* _Given instruction_
Check each line below for the word "heading" and give the number of lines that have it, nothing more.
** Begin Extracted entries **
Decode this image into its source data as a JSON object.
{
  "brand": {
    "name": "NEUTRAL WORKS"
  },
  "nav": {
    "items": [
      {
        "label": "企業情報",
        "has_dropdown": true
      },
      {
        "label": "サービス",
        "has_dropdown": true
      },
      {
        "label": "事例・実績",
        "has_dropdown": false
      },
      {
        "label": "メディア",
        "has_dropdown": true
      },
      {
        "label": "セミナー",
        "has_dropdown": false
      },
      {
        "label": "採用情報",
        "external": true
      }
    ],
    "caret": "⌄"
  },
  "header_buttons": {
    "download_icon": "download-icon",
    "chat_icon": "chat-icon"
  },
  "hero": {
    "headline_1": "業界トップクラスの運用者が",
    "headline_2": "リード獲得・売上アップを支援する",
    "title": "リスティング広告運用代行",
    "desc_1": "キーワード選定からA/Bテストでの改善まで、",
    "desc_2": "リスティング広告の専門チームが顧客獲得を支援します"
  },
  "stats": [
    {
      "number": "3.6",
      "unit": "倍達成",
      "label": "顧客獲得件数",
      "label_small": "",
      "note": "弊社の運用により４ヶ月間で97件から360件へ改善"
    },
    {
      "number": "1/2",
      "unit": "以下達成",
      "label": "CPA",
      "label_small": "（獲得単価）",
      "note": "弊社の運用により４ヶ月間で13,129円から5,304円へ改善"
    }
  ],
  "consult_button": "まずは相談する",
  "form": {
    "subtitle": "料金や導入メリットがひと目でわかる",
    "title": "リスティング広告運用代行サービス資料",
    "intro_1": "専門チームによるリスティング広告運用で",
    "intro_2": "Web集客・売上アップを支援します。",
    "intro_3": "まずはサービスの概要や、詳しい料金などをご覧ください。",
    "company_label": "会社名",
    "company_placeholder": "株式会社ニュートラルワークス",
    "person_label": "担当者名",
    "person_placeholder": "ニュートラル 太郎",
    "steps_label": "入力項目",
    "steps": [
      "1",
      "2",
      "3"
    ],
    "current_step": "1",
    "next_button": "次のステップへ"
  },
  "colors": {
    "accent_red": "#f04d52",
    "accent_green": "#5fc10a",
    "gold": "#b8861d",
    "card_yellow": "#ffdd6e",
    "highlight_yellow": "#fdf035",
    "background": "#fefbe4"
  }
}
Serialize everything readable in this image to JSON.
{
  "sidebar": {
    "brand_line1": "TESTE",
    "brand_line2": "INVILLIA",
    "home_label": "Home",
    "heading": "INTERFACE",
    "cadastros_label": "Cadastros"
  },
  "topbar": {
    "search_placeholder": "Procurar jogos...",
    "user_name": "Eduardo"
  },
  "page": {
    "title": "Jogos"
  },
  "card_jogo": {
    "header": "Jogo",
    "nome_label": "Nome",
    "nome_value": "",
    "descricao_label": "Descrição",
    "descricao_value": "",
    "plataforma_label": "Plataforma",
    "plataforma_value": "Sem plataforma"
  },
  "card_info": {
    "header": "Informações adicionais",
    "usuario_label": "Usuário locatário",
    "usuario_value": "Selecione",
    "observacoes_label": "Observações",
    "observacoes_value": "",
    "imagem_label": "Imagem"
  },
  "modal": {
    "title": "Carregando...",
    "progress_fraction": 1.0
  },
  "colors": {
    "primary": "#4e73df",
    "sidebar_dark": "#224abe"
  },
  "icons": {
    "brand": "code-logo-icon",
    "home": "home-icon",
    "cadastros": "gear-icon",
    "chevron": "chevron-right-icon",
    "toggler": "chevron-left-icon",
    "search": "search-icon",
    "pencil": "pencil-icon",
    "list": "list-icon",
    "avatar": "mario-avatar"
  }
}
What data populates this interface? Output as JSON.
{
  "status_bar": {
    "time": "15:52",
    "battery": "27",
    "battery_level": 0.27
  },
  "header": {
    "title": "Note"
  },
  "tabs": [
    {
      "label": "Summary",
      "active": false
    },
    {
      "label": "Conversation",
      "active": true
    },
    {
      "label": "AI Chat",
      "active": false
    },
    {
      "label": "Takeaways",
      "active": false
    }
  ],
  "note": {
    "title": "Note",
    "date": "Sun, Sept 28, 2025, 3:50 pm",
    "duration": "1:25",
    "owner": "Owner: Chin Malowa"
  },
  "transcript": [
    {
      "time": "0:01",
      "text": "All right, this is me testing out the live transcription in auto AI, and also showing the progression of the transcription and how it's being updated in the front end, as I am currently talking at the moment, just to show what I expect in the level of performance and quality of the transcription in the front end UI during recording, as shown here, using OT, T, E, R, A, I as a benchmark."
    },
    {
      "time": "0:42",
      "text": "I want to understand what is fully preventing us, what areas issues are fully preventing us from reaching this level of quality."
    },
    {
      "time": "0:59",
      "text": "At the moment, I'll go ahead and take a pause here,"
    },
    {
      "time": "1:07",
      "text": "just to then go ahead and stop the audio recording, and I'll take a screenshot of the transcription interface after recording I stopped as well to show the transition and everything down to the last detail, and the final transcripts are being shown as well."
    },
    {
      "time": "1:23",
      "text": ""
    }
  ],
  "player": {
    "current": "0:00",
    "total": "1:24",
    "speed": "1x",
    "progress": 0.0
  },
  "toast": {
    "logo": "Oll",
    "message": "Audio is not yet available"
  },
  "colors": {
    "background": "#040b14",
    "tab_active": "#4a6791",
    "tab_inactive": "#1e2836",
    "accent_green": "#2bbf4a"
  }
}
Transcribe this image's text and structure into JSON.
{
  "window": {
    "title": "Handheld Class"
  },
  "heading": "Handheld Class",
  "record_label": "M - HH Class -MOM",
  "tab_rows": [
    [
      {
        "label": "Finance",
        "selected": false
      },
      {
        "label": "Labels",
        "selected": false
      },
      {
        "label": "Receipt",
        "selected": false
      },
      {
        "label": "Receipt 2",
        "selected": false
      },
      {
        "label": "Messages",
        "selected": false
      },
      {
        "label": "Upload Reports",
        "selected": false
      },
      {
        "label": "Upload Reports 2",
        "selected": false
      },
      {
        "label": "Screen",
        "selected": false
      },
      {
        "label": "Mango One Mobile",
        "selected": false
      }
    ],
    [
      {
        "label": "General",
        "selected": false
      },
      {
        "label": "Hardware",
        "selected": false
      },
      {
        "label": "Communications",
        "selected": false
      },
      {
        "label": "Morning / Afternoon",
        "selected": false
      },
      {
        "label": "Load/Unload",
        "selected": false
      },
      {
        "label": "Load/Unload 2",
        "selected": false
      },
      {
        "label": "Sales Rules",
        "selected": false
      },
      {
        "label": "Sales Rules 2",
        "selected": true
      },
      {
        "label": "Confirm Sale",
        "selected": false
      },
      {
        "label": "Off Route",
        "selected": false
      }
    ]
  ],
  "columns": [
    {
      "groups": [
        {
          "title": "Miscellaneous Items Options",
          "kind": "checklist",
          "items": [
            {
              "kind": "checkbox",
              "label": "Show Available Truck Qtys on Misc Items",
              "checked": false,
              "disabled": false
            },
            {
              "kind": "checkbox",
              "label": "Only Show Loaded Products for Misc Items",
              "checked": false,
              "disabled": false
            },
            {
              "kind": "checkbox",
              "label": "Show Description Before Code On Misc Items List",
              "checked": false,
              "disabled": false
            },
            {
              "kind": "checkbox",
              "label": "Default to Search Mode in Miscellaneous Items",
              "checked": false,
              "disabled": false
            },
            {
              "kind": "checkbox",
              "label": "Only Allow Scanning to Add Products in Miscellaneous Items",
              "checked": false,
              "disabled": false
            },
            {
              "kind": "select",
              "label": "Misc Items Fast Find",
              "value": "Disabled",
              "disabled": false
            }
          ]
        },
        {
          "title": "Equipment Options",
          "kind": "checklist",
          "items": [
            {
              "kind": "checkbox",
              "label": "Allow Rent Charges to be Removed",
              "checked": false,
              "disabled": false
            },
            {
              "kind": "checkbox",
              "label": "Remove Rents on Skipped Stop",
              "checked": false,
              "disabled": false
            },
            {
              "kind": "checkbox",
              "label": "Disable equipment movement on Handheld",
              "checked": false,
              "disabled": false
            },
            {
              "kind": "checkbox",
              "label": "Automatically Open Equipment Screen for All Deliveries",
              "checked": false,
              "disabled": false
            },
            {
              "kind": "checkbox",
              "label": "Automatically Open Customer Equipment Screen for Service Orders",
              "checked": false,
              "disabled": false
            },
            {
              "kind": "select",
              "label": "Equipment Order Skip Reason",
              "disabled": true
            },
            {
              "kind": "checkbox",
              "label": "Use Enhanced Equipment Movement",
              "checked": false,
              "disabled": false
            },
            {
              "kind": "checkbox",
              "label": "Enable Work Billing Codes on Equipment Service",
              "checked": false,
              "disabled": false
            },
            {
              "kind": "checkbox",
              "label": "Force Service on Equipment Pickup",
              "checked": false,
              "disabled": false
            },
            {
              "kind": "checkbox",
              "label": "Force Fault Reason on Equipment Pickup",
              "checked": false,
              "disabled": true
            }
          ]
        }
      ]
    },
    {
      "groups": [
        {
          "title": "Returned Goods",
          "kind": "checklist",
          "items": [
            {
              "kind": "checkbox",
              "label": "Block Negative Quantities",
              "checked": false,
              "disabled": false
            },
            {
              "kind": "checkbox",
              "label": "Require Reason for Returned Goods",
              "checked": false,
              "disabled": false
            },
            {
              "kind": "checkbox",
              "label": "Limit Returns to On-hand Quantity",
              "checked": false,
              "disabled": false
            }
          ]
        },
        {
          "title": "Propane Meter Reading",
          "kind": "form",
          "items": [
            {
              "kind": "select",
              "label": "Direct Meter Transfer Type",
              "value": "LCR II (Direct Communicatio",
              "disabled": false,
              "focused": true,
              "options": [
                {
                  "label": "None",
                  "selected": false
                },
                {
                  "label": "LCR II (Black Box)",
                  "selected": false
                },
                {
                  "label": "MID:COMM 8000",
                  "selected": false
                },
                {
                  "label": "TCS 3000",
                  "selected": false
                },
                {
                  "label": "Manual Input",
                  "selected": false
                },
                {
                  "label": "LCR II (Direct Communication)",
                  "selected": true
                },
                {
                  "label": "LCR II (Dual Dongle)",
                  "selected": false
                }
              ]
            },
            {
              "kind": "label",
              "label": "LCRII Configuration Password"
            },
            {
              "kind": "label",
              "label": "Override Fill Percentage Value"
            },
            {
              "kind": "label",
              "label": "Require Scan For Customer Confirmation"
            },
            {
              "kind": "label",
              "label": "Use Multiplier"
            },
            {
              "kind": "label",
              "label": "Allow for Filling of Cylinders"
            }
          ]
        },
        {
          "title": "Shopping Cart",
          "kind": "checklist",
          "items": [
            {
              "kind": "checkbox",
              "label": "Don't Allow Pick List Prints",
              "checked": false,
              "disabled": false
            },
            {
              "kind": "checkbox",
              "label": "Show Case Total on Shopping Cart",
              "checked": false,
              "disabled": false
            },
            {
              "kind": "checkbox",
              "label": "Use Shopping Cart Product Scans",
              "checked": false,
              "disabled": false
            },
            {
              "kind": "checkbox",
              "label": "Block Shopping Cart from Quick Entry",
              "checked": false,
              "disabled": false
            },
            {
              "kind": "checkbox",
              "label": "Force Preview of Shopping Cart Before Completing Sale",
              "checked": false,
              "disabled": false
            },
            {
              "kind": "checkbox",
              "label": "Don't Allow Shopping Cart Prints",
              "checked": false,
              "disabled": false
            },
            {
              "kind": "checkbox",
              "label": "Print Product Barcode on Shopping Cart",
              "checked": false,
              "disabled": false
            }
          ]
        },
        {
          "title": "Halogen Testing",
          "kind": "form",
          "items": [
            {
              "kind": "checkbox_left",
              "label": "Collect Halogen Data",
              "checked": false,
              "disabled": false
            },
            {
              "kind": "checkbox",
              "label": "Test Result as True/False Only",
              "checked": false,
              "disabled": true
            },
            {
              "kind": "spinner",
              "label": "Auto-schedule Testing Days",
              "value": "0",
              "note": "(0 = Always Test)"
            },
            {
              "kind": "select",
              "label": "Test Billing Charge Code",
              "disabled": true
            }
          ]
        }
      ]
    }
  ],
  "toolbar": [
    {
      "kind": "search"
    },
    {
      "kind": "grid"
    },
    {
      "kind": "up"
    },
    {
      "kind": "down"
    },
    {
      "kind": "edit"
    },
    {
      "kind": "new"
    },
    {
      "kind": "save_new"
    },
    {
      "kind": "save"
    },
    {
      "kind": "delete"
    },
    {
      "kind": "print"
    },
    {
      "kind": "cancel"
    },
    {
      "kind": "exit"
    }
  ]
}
** End Extracted entries **
* _Complete answer_
2